Exercise goal.
Reproduce each line bearing the word "qurilmasi".

Dataset excerpt.
----------------

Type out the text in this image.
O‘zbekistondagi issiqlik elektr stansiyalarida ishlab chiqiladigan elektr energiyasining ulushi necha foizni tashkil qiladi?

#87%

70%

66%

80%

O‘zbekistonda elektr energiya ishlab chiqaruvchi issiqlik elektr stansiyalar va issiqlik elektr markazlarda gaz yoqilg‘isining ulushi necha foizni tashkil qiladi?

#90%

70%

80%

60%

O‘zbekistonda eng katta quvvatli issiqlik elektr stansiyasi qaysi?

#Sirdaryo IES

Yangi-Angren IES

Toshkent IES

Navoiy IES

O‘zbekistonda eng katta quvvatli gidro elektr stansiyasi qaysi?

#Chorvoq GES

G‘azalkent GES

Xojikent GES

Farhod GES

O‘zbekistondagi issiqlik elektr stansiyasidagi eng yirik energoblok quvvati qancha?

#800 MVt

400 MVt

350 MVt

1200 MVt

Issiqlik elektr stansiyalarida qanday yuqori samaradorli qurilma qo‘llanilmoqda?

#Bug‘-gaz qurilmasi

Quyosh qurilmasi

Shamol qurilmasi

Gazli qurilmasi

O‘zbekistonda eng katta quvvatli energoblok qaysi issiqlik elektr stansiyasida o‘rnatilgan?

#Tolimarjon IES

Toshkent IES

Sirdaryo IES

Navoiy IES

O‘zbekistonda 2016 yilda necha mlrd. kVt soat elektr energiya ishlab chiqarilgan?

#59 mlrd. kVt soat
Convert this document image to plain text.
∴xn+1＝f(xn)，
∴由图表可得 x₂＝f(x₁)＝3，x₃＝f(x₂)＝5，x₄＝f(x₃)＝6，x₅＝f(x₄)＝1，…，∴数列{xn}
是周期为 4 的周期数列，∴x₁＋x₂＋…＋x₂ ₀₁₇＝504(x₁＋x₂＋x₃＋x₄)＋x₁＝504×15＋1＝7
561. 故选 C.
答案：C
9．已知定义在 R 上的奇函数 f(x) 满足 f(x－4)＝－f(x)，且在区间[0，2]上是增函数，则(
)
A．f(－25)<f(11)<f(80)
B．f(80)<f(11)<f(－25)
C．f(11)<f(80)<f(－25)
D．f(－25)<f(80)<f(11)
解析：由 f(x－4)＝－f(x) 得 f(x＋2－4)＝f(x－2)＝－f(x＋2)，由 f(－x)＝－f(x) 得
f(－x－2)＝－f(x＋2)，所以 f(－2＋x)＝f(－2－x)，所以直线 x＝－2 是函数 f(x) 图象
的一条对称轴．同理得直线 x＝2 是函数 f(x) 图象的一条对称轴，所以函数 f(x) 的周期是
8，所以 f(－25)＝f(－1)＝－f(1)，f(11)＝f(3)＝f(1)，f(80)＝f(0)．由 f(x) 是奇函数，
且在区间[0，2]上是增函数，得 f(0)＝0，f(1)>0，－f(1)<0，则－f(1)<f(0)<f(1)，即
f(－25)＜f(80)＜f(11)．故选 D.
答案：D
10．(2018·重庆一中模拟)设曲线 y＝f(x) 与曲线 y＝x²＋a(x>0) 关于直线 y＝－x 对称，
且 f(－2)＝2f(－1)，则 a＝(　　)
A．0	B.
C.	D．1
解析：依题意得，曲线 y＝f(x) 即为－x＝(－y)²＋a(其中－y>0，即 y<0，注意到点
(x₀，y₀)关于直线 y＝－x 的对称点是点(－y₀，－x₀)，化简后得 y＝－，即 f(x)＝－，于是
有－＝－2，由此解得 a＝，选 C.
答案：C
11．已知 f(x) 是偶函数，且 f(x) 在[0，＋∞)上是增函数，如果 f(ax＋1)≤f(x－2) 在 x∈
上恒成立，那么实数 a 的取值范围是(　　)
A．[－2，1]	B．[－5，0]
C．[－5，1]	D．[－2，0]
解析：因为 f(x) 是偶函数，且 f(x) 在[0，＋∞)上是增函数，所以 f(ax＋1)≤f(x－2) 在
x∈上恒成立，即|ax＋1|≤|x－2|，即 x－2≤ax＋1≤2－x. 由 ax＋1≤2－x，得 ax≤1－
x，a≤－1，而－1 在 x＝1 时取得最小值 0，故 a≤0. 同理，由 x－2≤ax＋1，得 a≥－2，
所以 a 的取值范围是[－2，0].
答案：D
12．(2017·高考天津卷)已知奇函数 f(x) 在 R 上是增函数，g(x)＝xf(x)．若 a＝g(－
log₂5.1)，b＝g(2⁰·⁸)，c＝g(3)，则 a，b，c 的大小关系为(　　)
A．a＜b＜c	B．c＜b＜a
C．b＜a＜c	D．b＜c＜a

----------------

Answer to the problem.
#Bug‘-gaz qurilmasi
Quyosh qurilmasi
Shamol qurilmasi
Gazli qurilmasi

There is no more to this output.